> _Challenge_:
Reproduce each of the following lines verbatim, keeping every character and its order unchanged.

> _Records provided_:
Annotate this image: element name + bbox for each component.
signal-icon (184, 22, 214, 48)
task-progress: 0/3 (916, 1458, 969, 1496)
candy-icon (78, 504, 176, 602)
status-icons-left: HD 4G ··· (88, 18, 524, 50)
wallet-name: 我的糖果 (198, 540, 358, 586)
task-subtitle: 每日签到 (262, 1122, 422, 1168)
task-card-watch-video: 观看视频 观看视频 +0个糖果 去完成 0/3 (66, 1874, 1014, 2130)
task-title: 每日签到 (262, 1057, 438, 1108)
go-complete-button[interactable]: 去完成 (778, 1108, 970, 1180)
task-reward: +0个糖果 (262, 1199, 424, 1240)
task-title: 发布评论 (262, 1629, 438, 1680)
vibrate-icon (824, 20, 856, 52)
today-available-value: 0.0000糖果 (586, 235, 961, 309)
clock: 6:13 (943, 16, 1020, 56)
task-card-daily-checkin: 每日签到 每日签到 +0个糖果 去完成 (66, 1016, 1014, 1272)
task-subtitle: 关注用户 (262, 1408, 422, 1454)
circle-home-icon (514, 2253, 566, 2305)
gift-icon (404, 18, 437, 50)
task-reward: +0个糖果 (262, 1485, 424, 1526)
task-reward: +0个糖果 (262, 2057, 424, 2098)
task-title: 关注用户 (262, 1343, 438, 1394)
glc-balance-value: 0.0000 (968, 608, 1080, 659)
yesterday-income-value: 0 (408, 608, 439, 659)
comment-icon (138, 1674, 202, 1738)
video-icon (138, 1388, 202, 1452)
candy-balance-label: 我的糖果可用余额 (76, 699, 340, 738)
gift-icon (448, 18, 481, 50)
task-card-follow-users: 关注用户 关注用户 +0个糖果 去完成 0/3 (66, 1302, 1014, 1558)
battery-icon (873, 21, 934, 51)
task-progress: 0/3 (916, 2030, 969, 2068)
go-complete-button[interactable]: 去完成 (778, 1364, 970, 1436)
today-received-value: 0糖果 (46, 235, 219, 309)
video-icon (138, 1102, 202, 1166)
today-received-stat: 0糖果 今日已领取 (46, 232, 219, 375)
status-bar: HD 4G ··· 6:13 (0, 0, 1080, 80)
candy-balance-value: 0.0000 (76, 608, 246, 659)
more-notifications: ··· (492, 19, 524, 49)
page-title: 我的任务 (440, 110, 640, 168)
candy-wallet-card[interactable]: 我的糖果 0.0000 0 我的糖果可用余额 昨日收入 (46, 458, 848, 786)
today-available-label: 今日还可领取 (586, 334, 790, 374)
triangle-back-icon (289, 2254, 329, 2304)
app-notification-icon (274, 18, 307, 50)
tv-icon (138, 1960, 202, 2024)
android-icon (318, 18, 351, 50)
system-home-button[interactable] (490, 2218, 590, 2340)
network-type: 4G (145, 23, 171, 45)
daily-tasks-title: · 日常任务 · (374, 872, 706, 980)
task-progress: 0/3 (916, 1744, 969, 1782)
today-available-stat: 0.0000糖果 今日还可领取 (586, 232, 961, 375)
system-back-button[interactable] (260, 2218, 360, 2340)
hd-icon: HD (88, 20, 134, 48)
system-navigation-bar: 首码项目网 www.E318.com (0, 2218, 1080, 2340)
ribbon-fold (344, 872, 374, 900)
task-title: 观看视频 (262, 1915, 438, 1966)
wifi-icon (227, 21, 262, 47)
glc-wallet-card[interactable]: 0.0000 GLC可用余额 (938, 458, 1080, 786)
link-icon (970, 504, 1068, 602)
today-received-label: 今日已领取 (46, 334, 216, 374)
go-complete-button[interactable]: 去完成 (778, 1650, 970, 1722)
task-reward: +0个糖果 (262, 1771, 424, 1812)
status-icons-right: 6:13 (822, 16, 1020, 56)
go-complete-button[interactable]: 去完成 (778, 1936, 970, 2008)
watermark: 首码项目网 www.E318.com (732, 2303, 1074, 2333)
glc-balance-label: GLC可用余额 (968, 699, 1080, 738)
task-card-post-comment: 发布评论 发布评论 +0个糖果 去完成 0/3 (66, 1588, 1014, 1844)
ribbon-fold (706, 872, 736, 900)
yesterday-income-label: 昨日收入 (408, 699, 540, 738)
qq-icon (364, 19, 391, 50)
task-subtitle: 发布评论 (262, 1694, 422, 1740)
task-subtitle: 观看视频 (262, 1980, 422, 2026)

> _Solution to this exercise_:
Annotate this image: element name + bbox for each component.
signal-icon (184, 22, 214, 48)
task-progress: 0/3 (916, 1458, 969, 1496)
candy-icon (78, 504, 176, 602)
status-icons-left: HD 4G ··· (88, 18, 524, 50)
wallet-name: 我的糖果 (198, 540, 358, 586)
task-subtitle: 每日签到 (262, 1122, 422, 1168)
task-card-watch-video: 观看视频 观看视频 +0个糖果 去完成 0/3 (66, 1874, 1014, 2130)
task-title: 每日签到 (262, 1057, 438, 1108)
go-complete-button[interactable]: 去完成 (778, 1108, 970, 1180)
task-reward: +0个糖果 (262, 1199, 424, 1240)
task-title: 发布评论 (262, 1629, 438, 1680)
vibrate-icon (824, 20, 856, 52)
today-available-value: 0.0000糖果 (586, 235, 961, 309)
clock: 6:13 (943, 16, 1020, 56)
task-card-daily-checkin: 每日签到 每日签到 +0个糖果 去完成 (66, 1016, 1014, 1272)
task-subtitle: 关注用户 (262, 1408, 422, 1454)
circle-home-icon (514, 2253, 566, 2305)
gift-icon (404, 18, 437, 50)
task-reward: +0个糖果 (262, 1485, 424, 1526)
task-reward: +0个糖果 (262, 2057, 424, 2098)
task-title: 关注用户 (262, 1343, 438, 1394)
glc-balance-value: 0.0000 (968, 608, 1080, 659)
yesterday-income-value: 0 (408, 608, 439, 659)
comment-icon (138, 1674, 202, 1738)
video-icon (138, 1388, 202, 1452)
candy-balance-label: 我的糖果可用余额 (76, 699, 340, 738)
gift-icon (448, 18, 481, 50)
task-card-follow-users: 关注用户 关注用户 +0个糖果 去完成 0/3 (66, 1302, 1014, 1558)
battery-icon (873, 21, 934, 51)
task-progress: 0/3 (916, 2030, 969, 2068)
go-complete-button[interactable]: 去完成 (778, 1364, 970, 1436)
today-received-value: 0糖果 (46, 235, 219, 309)
video-icon (138, 1102, 202, 1166)
today-received-stat: 0糖果 今日已领取 (46, 232, 219, 375)
status-bar: HD 4G ··· 6:13 (0, 0, 1080, 80)
candy-balance-value: 0.0000 (76, 608, 246, 659)
more-notifications: ··· (492, 19, 524, 49)
page-title: 我的任务 (440, 110, 640, 168)
candy-wallet-card[interactable]: 我的糖果 0.0000 0 我的糖果可用余额 昨日收入 (46, 458, 848, 786)
today-available-label: 今日还可领取 (586, 334, 790, 374)
triangle-back-icon (289, 2254, 329, 2304)
app-notification-icon (274, 18, 307, 50)
tv-icon (138, 1960, 202, 2024)
android-icon (318, 18, 351, 50)
system-home-button[interactable] (490, 2218, 590, 2340)
network-type: 4G (145, 23, 171, 45)
daily-tasks-title: · 日常任务 · (374, 872, 706, 980)
task-progress: 0/3 (916, 1744, 969, 1782)
today-available-stat: 0.0000糖果 今日还可领取 (586, 232, 961, 375)
system-back-button[interactable] (260, 2218, 360, 2340)
hd-icon: HD (88, 20, 134, 48)
system-navigation-bar: 首码项目网 www.E318.com (0, 2218, 1080, 2340)
ribbon-fold (344, 872, 374, 900)
task-title: 观看视频 (262, 1915, 438, 1966)
wifi-icon (227, 21, 262, 47)
glc-wallet-card[interactable]: 0.0000 GLC可用余额 (938, 458, 1080, 786)
link-icon (970, 504, 1068, 602)
today-received-label: 今日已领取 (46, 334, 216, 374)
go-complete-button[interactable]: 去完成 (778, 1650, 970, 1722)
task-reward: +0个糖果 (262, 1771, 424, 1812)
status-icons-right: 6:13 (822, 16, 1020, 56)
go-complete-button[interactable]: 去完成 (778, 1936, 970, 2008)
watermark: 首码项目网 www.E318.com (732, 2303, 1074, 2333)
glc-balance-label: GLC可用余额 (968, 699, 1080, 738)
task-card-post-comment: 发布评论 发布评论 +0个糖果 去完成 0/3 (66, 1588, 1014, 1844)
ribbon-fold (706, 872, 736, 900)
yesterday-income-label: 昨日收入 (408, 699, 540, 738)
qq-icon (364, 19, 391, 50)
task-subtitle: 发布评论 (262, 1694, 422, 1740)
task-subtitle: 观看视频 (262, 1980, 422, 2026)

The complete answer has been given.